*Task to complete*. Exactly as written, retype the listing below, omitting the pictures.

*Material*.
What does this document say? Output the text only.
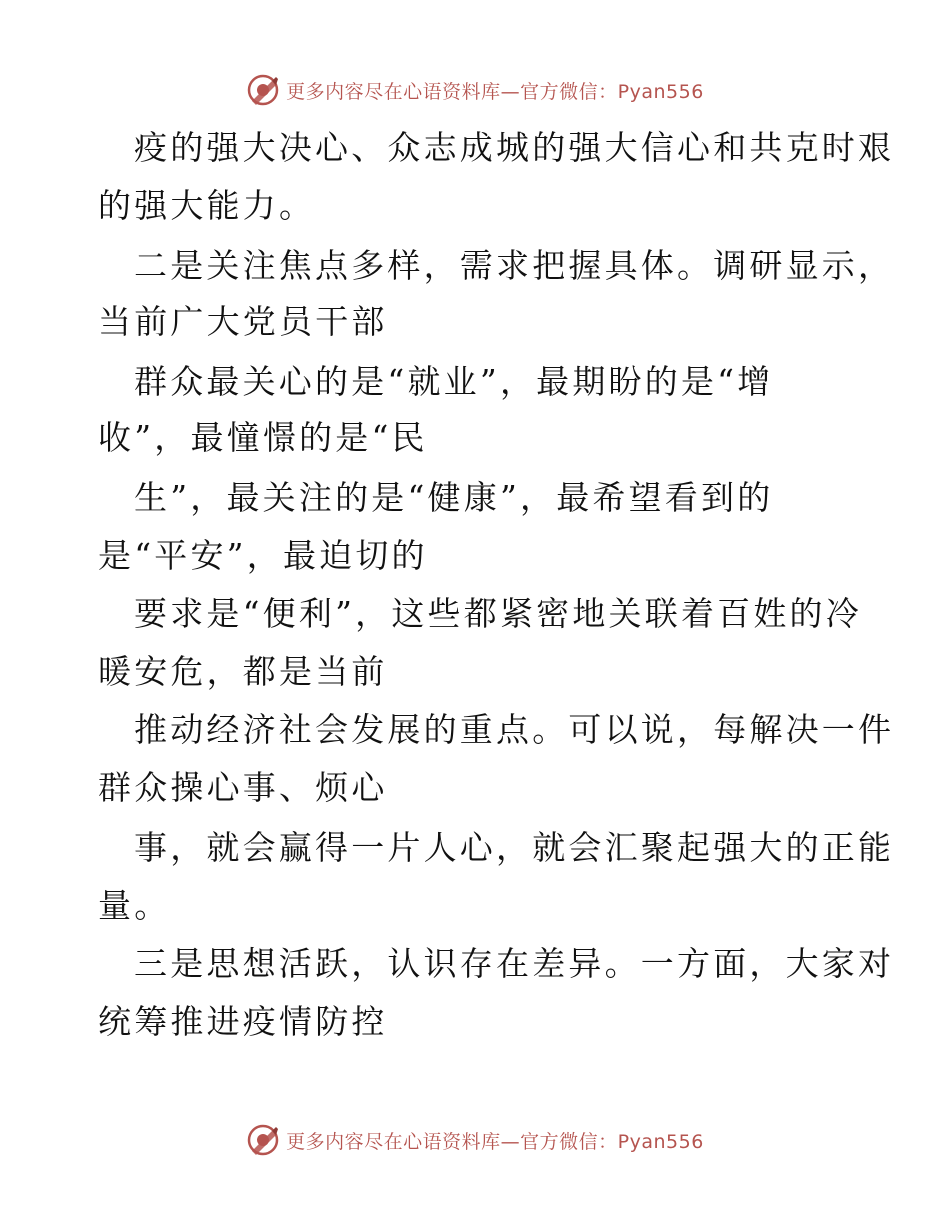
更多内容尽在心语资料库—官方微信：Pyan556
疫的强大决心、众志成城的强大信心和共克时艰
的强大能力。
二是关注焦点多样，需求把握具体。调研显示，
当前广大党员干部
群众最关心的是“就业”，最期盼的是“增
收”，最憧憬的是“民
生”，最关注的是“健康”，最希望看到的
是“平安”，最迫切的
要求是“便利”，这些都紧密地关联着百姓的冷
暖安危，都是当前
推动经济社会发展的重点。可以说，每解决一件
群众操心事、烦心
事，就会赢得一片人心，就会汇聚起强大的正能
量。
三是思想活跃，认识存在差异。一方面，大家对
统筹推进疫情防控
更多内容尽在心语资料库—官方微信：Pyan556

*Complete response*.
What does this document say? Output the text only.
更多内容尽在心语资料库—官方微信：Pyan556
疫的强大决心、众志成城的强大信心和共克时艰
的强大能力。
二是关注焦点多样，需求把握具体。调研显示，
当前广大党员干部
群众最关心的是“就业”，最期盼的是“增
收”，最憧憬的是“民
生”，最关注的是“健康”，最希望看到的
是“平安”，最迫切的
要求是“便利”，这些都紧密地关联着百姓的冷
暖安危，都是当前
推动经济社会发展的重点。可以说，每解决一件
群众操心事、烦心
事，就会赢得一片人心，就会汇聚起强大的正能
量。
三是思想活跃，认识存在差异。一方面，大家对
统筹推进疫情防控
更多内容尽在心语资料库—官方微信：Pyan556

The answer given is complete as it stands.